Exercise prompt >> Comb through the entries for "JSON" and pull out each line that holds it.

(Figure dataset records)

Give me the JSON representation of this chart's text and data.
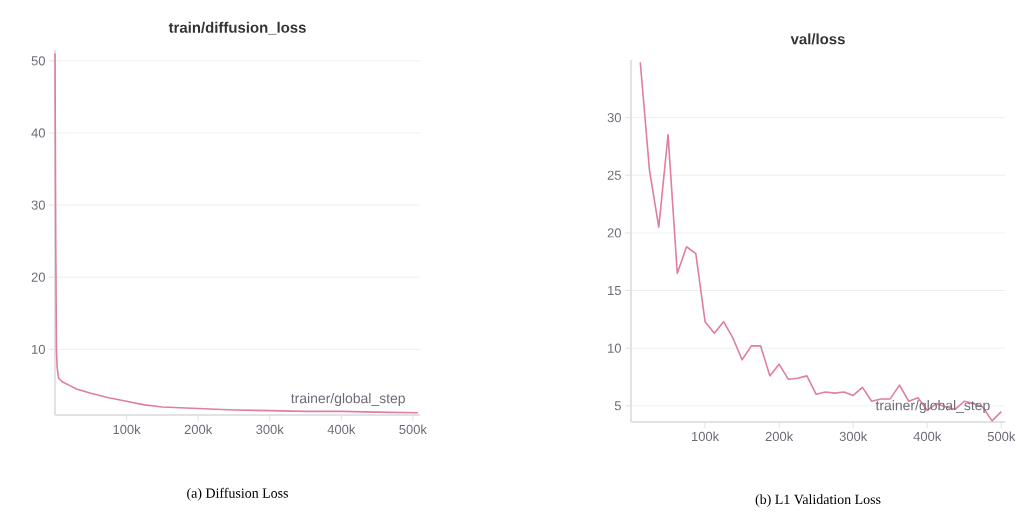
{
  "chart_data": [
    {
      "type": "line",
      "title": "train/diffusion_loss",
      "xlabel": "trainer/global_step",
      "annotations": [
        "(a) Diffusion Loss"
      ],
      "x": [
        0,
        1000,
        2000,
        3000,
        5000,
        10000,
        20000,
        30000,
        50000,
        75000,
        100000,
        125000,
        150000,
        200000,
        250000,
        300000,
        350000,
        400000,
        450000,
        507000
      ],
      "values": [
        51,
        25,
        10,
        7.5,
        6,
        5.5,
        5,
        4.5,
        3.9,
        3.3,
        2.8,
        2.3,
        2.0,
        1.8,
        1.6,
        1.5,
        1.4,
        1.4,
        1.3,
        1.2
      ],
      "color": "#df7e9f",
      "xlim": [
        0,
        510000
      ],
      "ylim": [
        0.9,
        51.5
      ],
      "xticks": [
        {
          "value": 100000,
          "label": "100k"
        },
        {
          "value": 200000,
          "label": "200k"
        },
        {
          "value": 300000,
          "label": "300k"
        },
        {
          "value": 400000,
          "label": "400k"
        },
        {
          "value": 500000,
          "label": "500k"
        }
      ],
      "yticks": [
        10,
        20,
        30,
        40,
        50
      ],
      "grid": "y",
      "marker": "none",
      "line_style": "solid"
    },
    {
      "type": "line",
      "title": "val/loss",
      "xlabel": "trainer/global_step",
      "annotations": [
        "(b) L1 Validation Loss"
      ],
      "x": [
        12500,
        25000,
        37500,
        50000,
        62500,
        75000,
        87500,
        100000,
        112500,
        125000,
        137500,
        150000,
        162500,
        175000,
        187500,
        200000,
        212500,
        225000,
        237500,
        250000,
        262500,
        275000,
        287500,
        300000,
        312500,
        325000,
        337500,
        350000,
        362500,
        375000,
        387500,
        400000,
        412500,
        425000,
        437500,
        450000,
        462500,
        475000,
        487500,
        500000
      ],
      "values": [
        34.8,
        25.4,
        20.5,
        28.5,
        16.5,
        18.8,
        18.2,
        12.3,
        11.3,
        12.3,
        10.9,
        9.0,
        10.2,
        10.2,
        7.6,
        8.6,
        7.3,
        7.4,
        7.6,
        6.0,
        6.2,
        6.1,
        6.2,
        5.9,
        6.6,
        5.4,
        5.6,
        5.6,
        6.8,
        5.4,
        5.7,
        4.6,
        5.2,
        4.9,
        4.7,
        5.4,
        5.2,
        4.9,
        3.7,
        4.5
      ],
      "color": "#df7e9f",
      "xlim": [
        0,
        505000
      ],
      "ylim": [
        3.6,
        35
      ],
      "xticks": [
        {
          "value": 100000,
          "label": "100k"
        },
        {
          "value": 200000,
          "label": "200k"
        },
        {
          "value": 300000,
          "label": "300k"
        },
        {
          "value": 400000,
          "label": "400k"
        },
        {
          "value": 500000,
          "label": "500k"
        }
      ],
      "yticks": [
        5,
        10,
        15,
        20,
        25,
        30
      ],
      "grid": "y",
      "marker": "none",
      "line_style": "solid"
    }
  ]
}
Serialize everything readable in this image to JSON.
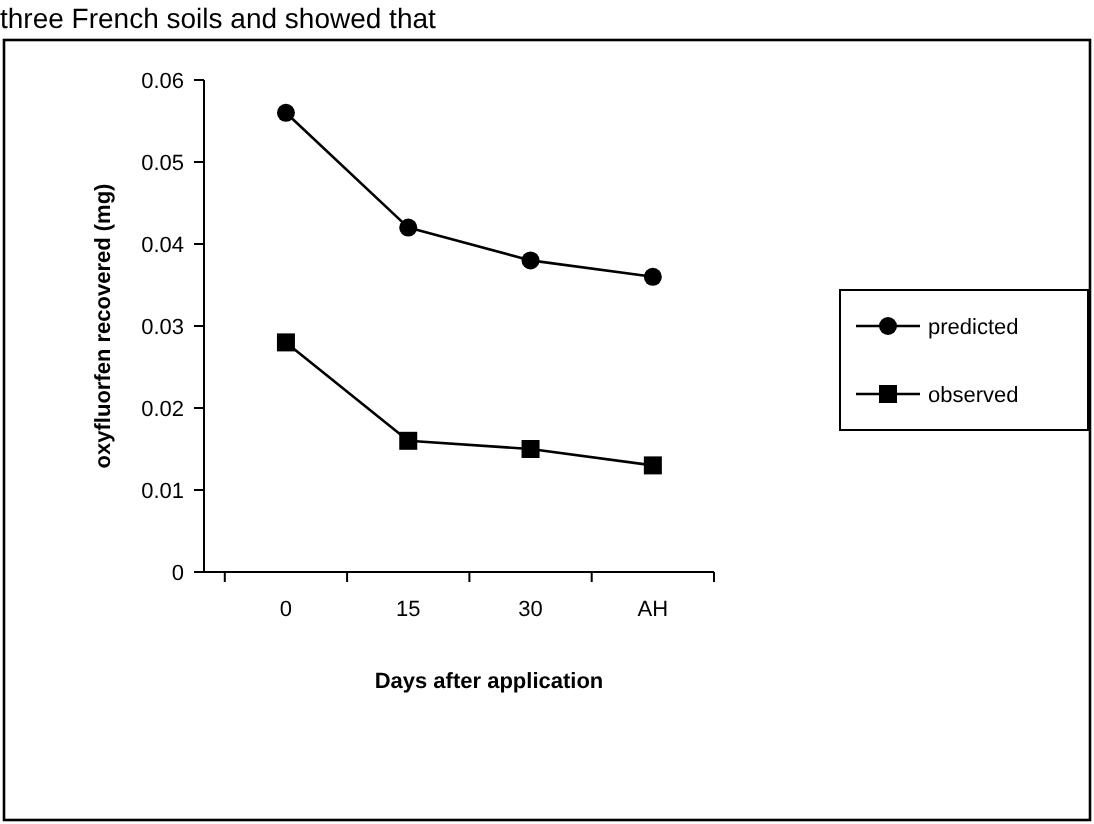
{
  "chart_data": {
    "type": "line",
    "annotations": [
      "three French soils and showed that"
    ],
    "xlabel": "Days after application",
    "ylabel": "oxyfluorfen recovered  (mg)",
    "categories": [
      "0",
      "15",
      "30",
      "AH"
    ],
    "ylim": [
      0,
      0.06
    ],
    "yticks": [
      0,
      0.01,
      0.02,
      0.03,
      0.04,
      0.05,
      0.06
    ],
    "series": [
      {
        "name": "predicted",
        "color": "#000000",
        "marker": "circle",
        "values": [
          0.056,
          0.042,
          0.038,
          0.036
        ]
      },
      {
        "name": "observed",
        "color": "#000000",
        "marker": "square",
        "values": [
          0.028,
          0.016,
          0.015,
          0.013
        ]
      }
    ],
    "legend": "right",
    "grid": false,
    "line_style": "solid"
  }
}
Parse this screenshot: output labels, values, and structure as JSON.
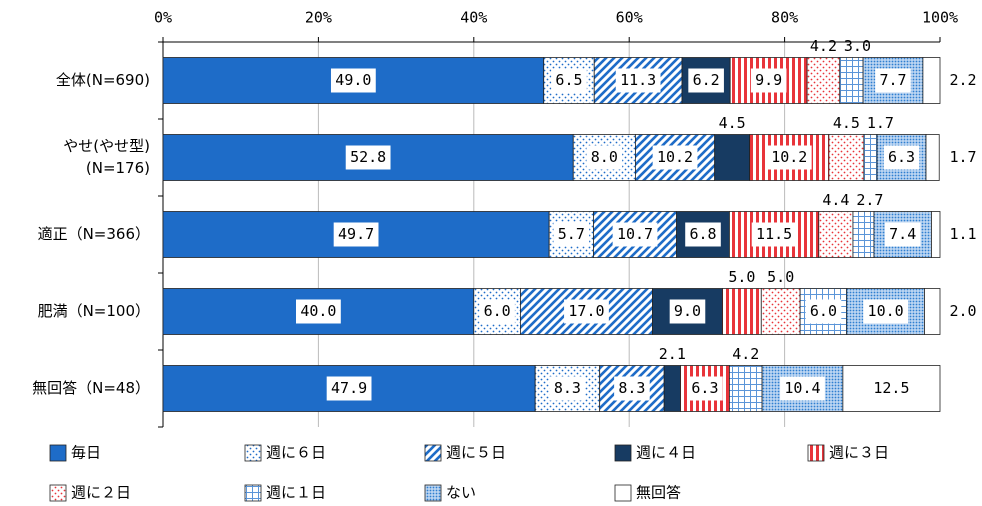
{
  "chart_data": {
    "type": "stacked_bar_horizontal",
    "categories": [
      "全体(N=690)",
      [
        "やせ(やせ型)",
        "(N=176)"
      ],
      "適正（N=366）",
      "肥満（N=100）",
      "無回答（N=48）"
    ],
    "xlim": [
      0,
      100
    ],
    "xticks": [
      {
        "value": 0,
        "label": "0%"
      },
      {
        "value": 20,
        "label": "20%"
      },
      {
        "value": 40,
        "label": "40%"
      },
      {
        "value": 60,
        "label": "60%"
      },
      {
        "value": 80,
        "label": "80%"
      },
      {
        "value": 100,
        "label": "100%"
      }
    ],
    "grid": true,
    "legend": "bottom",
    "series": [
      {
        "name": "毎日",
        "color": "#1e6cc8",
        "pattern": "solid",
        "values": [
          49.0,
          52.8,
          49.7,
          40.0,
          47.9
        ],
        "value_labels": [
          "49.0",
          "52.8",
          "49.7",
          "40.0",
          "47.9"
        ]
      },
      {
        "name": "週に６日",
        "color": "#1e6cc8",
        "pattern": "dots",
        "values": [
          6.5,
          8.0,
          5.7,
          6.0,
          8.3
        ],
        "value_labels": [
          "6.5",
          "8.0",
          "5.7",
          "6.0",
          "8.3"
        ]
      },
      {
        "name": "週に５日",
        "color": "#1e6cc8",
        "pattern": "diagonal",
        "values": [
          11.3,
          10.2,
          10.7,
          17.0,
          8.3
        ],
        "value_labels": [
          "11.3",
          "10.2",
          "10.7",
          "17.0",
          "8.3"
        ]
      },
      {
        "name": "週に４日",
        "color": "#173b62",
        "pattern": "solid",
        "values": [
          6.2,
          4.5,
          6.8,
          9.0,
          2.1
        ],
        "value_labels": [
          "6.2",
          "4.5",
          "6.8",
          "9.0",
          "2.1"
        ]
      },
      {
        "name": "週に３日",
        "color": "#e8343a",
        "pattern": "vstripes",
        "values": [
          9.9,
          10.2,
          11.5,
          5.0,
          6.3
        ],
        "value_labels": [
          "9.9",
          "10.2",
          "11.5",
          "5.0",
          "6.3"
        ]
      },
      {
        "name": "週に２日",
        "color": "#e8343a",
        "pattern": "dots",
        "values": [
          4.2,
          4.5,
          4.4,
          5.0,
          0
        ],
        "value_labels": [
          "4.2",
          "4.5",
          "4.4",
          "5.0",
          null
        ]
      },
      {
        "name": "週に１日",
        "color": "#5b95d8",
        "pattern": "grid",
        "values": [
          3.0,
          1.7,
          2.7,
          6.0,
          4.2
        ],
        "value_labels": [
          "3.0",
          "1.7",
          "2.7",
          "6.0",
          "4.2"
        ]
      },
      {
        "name": "ない",
        "color": "#2f7fd0",
        "pattern": "densedots",
        "values": [
          7.7,
          6.3,
          7.4,
          10.0,
          10.4
        ],
        "value_labels": [
          "7.7",
          "6.3",
          "7.4",
          "10.0",
          "10.4"
        ]
      },
      {
        "name": "無回答",
        "color": "#ffffff",
        "pattern": "solid",
        "values": [
          2.2,
          1.7,
          1.1,
          2.0,
          12.5
        ],
        "value_labels": [
          "2.2",
          "1.7",
          "1.1",
          "2.0",
          "12.5"
        ]
      }
    ]
  }
}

The result >>
Give me the JSON representation of this chart's text and data.
Serialize everything readable in this image to JSON.
Parse this screenshot: output labels, values, and structure as JSON.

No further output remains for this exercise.